§ **TEXT PASSAGE**:
###

To: Kenneth E. Phillipps who wrote (517045)12/30/2003 9:41:38 AM
From: JDN  Respond to of 769670
 
Kenneth, it is that very hate that will destroy the Democratic Party. I just saw a political analyst on T/V this morning who said that DEAN if he doesnt get the nomination is very likely to SPLIT from the Democratic Party (and who would blame him for the treatment he has gotten) and form his own 3rd party movement and further that if the Green Party ran the Democratic Party stood a very good chance of coming in THIRD in the elections. Now, we Republicans are a LOVING BUNCH and accept all the ones who feel disenfranchised by their party. jdn



To: Kenneth E. Phillipps who wrote (517045)12/30/2003 11:17:50 PM
From: Hope Praytochange  Respond to of 769670
 
Panel Rules U.S. Won't Reimburse Lewinsky

By Carol D. Leonnig
Washington Post Staff Writer
Wednesday, December 31, 2003; Page A02

Former White House intern Monica S. Lewinsky is not entitled to government reimbursement for $1.1 million she spent on legal fees related to an independent counsel investigation of President Bill Clinton and his affair with her, a federal appellate panel ruled yesterday.

The three-judge panel, led by Justice David B. Sentelle of the U.S. Court of Appeals for the District of Columbia Circuit, found that Lewinsky failed to meet the required standard for having U.S. taxpayers pay her legal bills. The judges said Lewinsky could -- and probably would -- have been prosecuted by the Justice Department for perjury if independent counsel Kenneth W. Starr had not been looking into the matter.

Sentelle, a Reagan appointee, was a member of the three-judge panel that appointed Starr.

People who are not indicted in independent counsel investigations can, under the 1978 Ethics in Government law, be reimbursed for legal fees if they show they would not have been pursued but for the counsel's investigation. In its ruling, the panel rejected Lewinsky's assertion that "there would have been no investigation of her conduct had it not involved the president." The judges noted that the independent counsel's office had gathered substantial evidence that Lewinsky had lied about her affair and perjured herself.

###

§ **DIRECTIONS**: Continue the forum passage about the court ruling on Lewinsky's legal fees, picking up right after its final sentence.

###

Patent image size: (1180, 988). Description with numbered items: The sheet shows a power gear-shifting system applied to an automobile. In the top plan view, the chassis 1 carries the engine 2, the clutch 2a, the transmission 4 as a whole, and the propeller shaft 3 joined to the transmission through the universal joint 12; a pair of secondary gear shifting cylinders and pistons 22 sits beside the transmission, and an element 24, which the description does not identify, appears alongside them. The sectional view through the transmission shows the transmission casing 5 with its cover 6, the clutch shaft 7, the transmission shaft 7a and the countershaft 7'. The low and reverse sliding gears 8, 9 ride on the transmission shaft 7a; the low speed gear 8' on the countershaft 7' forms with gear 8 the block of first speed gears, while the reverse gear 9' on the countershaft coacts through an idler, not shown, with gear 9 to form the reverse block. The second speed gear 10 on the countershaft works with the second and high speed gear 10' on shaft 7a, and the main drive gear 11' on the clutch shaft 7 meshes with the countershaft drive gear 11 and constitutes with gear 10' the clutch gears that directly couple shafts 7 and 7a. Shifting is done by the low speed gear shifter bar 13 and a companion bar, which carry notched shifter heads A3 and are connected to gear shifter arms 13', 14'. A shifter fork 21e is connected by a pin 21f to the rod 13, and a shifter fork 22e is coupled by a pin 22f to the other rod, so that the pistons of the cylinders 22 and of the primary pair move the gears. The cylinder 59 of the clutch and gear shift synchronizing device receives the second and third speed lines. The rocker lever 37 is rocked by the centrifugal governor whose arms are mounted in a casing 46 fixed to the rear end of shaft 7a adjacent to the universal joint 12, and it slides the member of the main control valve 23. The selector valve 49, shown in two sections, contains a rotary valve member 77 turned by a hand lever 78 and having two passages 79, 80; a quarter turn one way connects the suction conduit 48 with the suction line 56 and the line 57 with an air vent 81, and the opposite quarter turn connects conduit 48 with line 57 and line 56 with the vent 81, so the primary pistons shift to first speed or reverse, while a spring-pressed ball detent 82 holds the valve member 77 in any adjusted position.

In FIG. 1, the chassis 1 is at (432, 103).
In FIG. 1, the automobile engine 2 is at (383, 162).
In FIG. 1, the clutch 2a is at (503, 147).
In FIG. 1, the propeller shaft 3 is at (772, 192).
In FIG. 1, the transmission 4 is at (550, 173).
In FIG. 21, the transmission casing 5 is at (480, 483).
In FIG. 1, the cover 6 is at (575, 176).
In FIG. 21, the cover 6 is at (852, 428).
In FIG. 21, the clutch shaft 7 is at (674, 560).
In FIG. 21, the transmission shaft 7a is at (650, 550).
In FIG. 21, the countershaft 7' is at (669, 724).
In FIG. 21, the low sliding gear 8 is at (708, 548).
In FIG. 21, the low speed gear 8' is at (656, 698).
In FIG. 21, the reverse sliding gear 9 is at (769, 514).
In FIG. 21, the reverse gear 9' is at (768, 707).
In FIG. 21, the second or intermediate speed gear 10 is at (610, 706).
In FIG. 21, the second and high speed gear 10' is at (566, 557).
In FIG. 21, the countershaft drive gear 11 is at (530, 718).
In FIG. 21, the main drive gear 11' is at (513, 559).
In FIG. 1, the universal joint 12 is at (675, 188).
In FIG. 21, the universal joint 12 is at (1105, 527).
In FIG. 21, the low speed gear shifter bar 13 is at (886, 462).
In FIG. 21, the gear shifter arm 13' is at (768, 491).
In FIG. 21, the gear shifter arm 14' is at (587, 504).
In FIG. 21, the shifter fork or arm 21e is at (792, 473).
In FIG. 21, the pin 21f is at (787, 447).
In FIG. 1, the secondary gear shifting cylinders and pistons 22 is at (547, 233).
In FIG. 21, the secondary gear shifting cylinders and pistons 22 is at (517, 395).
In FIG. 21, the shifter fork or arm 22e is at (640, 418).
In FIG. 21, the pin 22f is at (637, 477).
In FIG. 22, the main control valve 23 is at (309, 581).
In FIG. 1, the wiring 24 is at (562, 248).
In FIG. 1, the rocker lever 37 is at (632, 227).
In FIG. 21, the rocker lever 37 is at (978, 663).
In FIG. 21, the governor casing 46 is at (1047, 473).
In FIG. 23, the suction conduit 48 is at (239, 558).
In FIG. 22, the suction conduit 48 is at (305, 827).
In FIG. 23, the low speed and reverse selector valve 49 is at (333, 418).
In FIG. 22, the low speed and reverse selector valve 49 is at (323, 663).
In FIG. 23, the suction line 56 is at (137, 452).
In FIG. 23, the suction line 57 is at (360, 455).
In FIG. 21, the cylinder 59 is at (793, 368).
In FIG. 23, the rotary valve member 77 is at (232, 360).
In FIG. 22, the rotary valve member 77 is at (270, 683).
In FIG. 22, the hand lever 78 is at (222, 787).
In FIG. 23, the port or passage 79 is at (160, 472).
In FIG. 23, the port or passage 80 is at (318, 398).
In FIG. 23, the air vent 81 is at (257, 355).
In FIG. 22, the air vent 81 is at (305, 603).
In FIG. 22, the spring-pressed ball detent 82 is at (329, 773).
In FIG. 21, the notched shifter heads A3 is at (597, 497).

###

§ **EXERCISE ANSWER**:
"[T]he criminal offense investigated was perjury for which ordinary citizens are routinely investigated and prosecuted," the panel wrote. The two other judges on the panel are Thomas M. Reavley of the U.S. Court of Appeals for the 5th Circuit, a Carter appointee, and Peter T. Fay of the 11th Circuit, a Ford appointee.

Lewinsky petitioned the court to have her legal fees reimbursed from the time Starr confronted her about her relationship with Clinton, in January 1998, until Clinton was acquitted by the Senate in February 1999.

The same special panel largely rejected a petition from the former president and his wife, Hillary Rodham Clinton, for $3.58 million in reimbursement of their legal fees in July. The Clintons said they incurred the costs while independent counsel Robert B. Fiske Jr. investigated their roles in the failed Arkansas land-development deal known as Whitewater, and later, when Fiske's successor, Starr, expanded the investigation into Clinton's affair with Lewinsky.

The panel did agree to repay the Clintons for 2 percent of their bills: the $85,312 spent to review the independent counsel's report. The Lewinsky scandal nearly led to Clinton's removal from office. He was impeached by the House of Representatives in 1998 but was acquitted of the charges in a Senate trial.

The case began during a civil lawsuit concerning a sexual harassment charge against Clinton by Paula Jones, a former state worker in Arkansas who alleged that Clinton had tried to get her to perform a sexual act when he was governor.

On his last day in office in 2001, Clinton acknowledged in an agreement with the independent counsel that he had given false and misleading information under oath during that investigation.